Aim »
All entries are to be given again verbatim.

Rows from a figure dataset:
◆ ◆ ◆ ◆

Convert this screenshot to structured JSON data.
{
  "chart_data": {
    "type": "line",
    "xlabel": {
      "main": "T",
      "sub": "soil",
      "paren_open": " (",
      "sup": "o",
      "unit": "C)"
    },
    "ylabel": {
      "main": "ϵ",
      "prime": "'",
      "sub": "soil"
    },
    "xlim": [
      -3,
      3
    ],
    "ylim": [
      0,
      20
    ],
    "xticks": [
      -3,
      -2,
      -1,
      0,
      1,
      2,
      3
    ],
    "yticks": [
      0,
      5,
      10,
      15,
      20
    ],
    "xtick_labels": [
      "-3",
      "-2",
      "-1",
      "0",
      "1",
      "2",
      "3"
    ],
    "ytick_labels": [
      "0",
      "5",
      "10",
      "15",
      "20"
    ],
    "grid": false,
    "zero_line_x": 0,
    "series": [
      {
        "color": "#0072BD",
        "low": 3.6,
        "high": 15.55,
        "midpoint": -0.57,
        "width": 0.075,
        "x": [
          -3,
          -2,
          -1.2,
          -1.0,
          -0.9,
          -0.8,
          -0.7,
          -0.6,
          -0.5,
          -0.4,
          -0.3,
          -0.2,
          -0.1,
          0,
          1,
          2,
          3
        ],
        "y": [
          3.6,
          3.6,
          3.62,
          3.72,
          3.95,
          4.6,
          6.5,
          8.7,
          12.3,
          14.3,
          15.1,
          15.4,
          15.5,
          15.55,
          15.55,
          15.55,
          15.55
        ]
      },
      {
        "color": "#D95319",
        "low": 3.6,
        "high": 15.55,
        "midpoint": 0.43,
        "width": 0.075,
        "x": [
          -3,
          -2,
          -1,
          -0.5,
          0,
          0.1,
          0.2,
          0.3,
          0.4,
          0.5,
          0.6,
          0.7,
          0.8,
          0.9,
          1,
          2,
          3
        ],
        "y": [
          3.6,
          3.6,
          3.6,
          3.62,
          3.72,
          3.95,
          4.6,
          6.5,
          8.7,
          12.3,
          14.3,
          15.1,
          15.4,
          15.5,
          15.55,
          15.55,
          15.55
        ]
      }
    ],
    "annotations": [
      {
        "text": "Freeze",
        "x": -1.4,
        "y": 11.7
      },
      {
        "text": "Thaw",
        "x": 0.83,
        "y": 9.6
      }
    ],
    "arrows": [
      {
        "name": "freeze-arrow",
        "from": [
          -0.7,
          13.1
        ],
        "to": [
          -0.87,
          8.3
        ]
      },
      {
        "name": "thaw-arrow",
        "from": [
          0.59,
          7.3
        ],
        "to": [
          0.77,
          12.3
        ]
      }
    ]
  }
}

◆ ◆ ◆ ◆

Correct response »
Convert this screenshot to structured JSON data.
{
  "chart_data": {
    "type": "line",
    "xlabel": {
      "main": "T",
      "sub": "soil",
      "paren_open": " (",
      "sup": "o",
      "unit": "C)"
    },
    "ylabel": {
      "main": "ϵ",
      "prime": "'",
      "sub": "soil"
    },
    "xlim": [
      -3,
      3
    ],
    "ylim": [
      0,
      20
    ],
    "xticks": [
      -3,
      -2,
      -1,
      0,
      1,
      2,
      3
    ],
    "yticks": [
      0,
      5,
      10,
      15,
      20
    ],
    "xtick_labels": [
      "-3",
      "-2",
      "-1",
      "0",
      "1",
      "2",
      "3"
    ],
    "ytick_labels": [
      "0",
      "5",
      "10",
      "15",
      "20"
    ],
    "grid": false,
    "zero_line_x": 0,
    "series": [
      {
        "color": "#0072BD",
        "low": 3.6,
        "high": 15.55,
        "midpoint": -0.57,
        "width": 0.075,
        "x": [
          -3,
          -2,
          -1.2,
          -1.0,
          -0.9,
          -0.8,
          -0.7,
          -0.6,
          -0.5,
          -0.4,
          -0.3,
          -0.2,
          -0.1,
          0,
          1,
          2,
          3
        ],
        "y": [
          3.6,
          3.6,
          3.62,
          3.72,
          3.95,
          4.6,
          6.5,
          8.7,
          12.3,
          14.3,
          15.1,
          15.4,
          15.5,
          15.55,
          15.55,
          15.55,
          15.55
        ]
      },
      {
        "color": "#D95319",
        "low": 3.6,
        "high": 15.55,
        "midpoint": 0.43,
        "width": 0.075,
        "x": [
          -3,
          -2,
          -1,
          -0.5,
          0,
          0.1,
          0.2,
          0.3,
          0.4,
          0.5,
          0.6,
          0.7,
          0.8,
          0.9,
          1,
          2,
          3
        ],
        "y": [
          3.6,
          3.6,
          3.6,
          3.62,
          3.72,
          3.95,
          4.6,
          6.5,
          8.7,
          12.3,
          14.3,
          15.1,
          15.4,
          15.5,
          15.55,
          15.55,
          15.55
        ]
      }
    ],
    "annotations": [
      {
        "text": "Freeze",
        "x": -1.4,
        "y": 11.7
      },
      {
        "text": "Thaw",
        "x": 0.83,
        "y": 9.6
      }
    ],
    "arrows": [
      {
        "name": "freeze-arrow",
        "from": [
          -0.7,
          13.1
        ],
        "to": [
          -0.87,
          8.3
        ]
      },
      {
        "name": "thaw-arrow",
        "from": [
          0.59,
          7.3
        ],
        "to": [
          0.77,
          12.3
        ]
      }
    ]
  }
}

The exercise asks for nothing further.